Part of a data file:

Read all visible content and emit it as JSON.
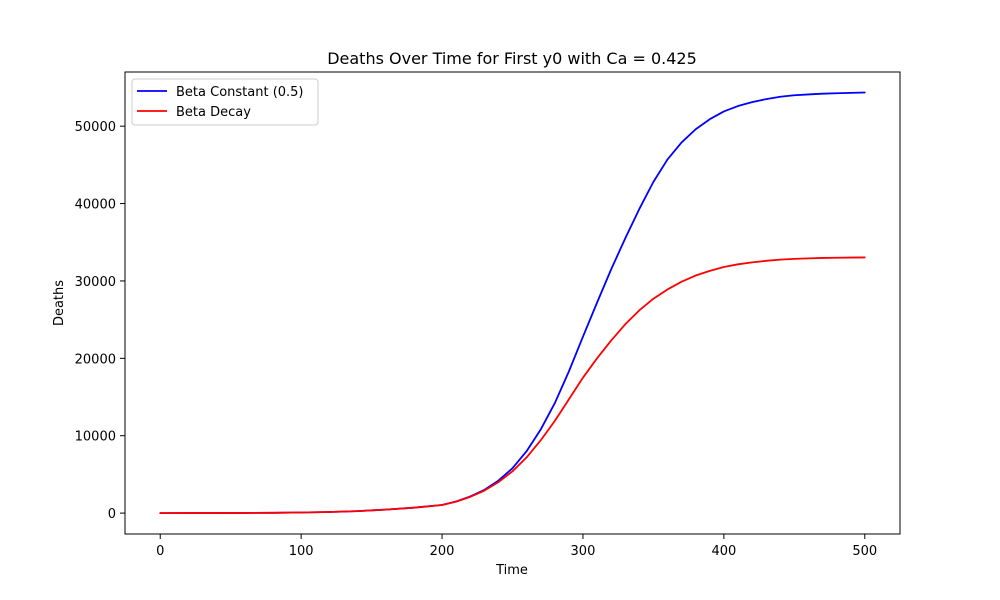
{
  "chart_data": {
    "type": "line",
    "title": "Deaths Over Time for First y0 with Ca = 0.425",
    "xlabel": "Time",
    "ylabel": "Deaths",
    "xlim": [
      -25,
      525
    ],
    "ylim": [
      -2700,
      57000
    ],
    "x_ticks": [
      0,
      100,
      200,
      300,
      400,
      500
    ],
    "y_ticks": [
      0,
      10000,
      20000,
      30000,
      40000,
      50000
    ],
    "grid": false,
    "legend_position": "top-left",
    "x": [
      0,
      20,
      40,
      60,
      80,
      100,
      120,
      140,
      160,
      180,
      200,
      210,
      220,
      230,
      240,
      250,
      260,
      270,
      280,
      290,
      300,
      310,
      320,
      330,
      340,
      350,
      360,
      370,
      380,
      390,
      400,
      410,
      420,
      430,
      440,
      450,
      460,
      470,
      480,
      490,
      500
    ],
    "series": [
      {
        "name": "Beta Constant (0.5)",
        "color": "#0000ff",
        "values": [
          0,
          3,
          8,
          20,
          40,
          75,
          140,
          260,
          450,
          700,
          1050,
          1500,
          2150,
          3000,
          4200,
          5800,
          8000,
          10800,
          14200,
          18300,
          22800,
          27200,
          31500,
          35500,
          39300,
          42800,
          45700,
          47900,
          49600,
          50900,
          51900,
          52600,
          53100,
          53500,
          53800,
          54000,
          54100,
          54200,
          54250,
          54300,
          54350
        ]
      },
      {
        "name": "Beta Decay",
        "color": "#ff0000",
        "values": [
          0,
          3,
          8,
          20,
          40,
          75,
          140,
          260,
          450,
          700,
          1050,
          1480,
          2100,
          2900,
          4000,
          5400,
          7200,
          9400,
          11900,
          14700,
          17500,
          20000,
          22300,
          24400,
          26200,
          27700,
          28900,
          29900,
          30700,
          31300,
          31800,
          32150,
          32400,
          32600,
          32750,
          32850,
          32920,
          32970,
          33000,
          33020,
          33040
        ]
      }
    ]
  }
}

| EXERCISE OBJECTIVE |
Leave out the pictures and give the rest of the records again exactly.

| EXPECTED ANSWER |
Read all visible content and emit it as JSON.
{
  "chart_data": {
    "type": "line",
    "title": "Deaths Over Time for First y0 with Ca = 0.425",
    "xlabel": "Time",
    "ylabel": "Deaths",
    "xlim": [
      -25,
      525
    ],
    "ylim": [
      -2700,
      57000
    ],
    "x_ticks": [
      0,
      100,
      200,
      300,
      400,
      500
    ],
    "y_ticks": [
      0,
      10000,
      20000,
      30000,
      40000,
      50000
    ],
    "grid": false,
    "legend_position": "top-left",
    "x": [
      0,
      20,
      40,
      60,
      80,
      100,
      120,
      140,
      160,
      180,
      200,
      210,
      220,
      230,
      240,
      250,
      260,
      270,
      280,
      290,
      300,
      310,
      320,
      330,
      340,
      350,
      360,
      370,
      380,
      390,
      400,
      410,
      420,
      430,
      440,
      450,
      460,
      470,
      480,
      490,
      500
    ],
    "series": [
      {
        "name": "Beta Constant (0.5)",
        "color": "#0000ff",
        "values": [
          0,
          3,
          8,
          20,
          40,
          75,
          140,
          260,
          450,
          700,
          1050,
          1500,
          2150,
          3000,
          4200,
          5800,
          8000,
          10800,
          14200,
          18300,
          22800,
          27200,
          31500,
          35500,
          39300,
          42800,
          45700,
          47900,
          49600,
          50900,
          51900,
          52600,
          53100,
          53500,
          53800,
          54000,
          54100,
          54200,
          54250,
          54300,
          54350
        ]
      },
      {
        "name": "Beta Decay",
        "color": "#ff0000",
        "values": [
          0,
          3,
          8,
          20,
          40,
          75,
          140,
          260,
          450,
          700,
          1050,
          1480,
          2100,
          2900,
          4000,
          5400,
          7200,
          9400,
          11900,
          14700,
          17500,
          20000,
          22300,
          24400,
          26200,
          27700,
          28900,
          29900,
          30700,
          31300,
          31800,
          32150,
          32400,
          32600,
          32750,
          32850,
          32920,
          32970,
          33000,
          33020,
          33040
        ]
      }
    ]
  }
}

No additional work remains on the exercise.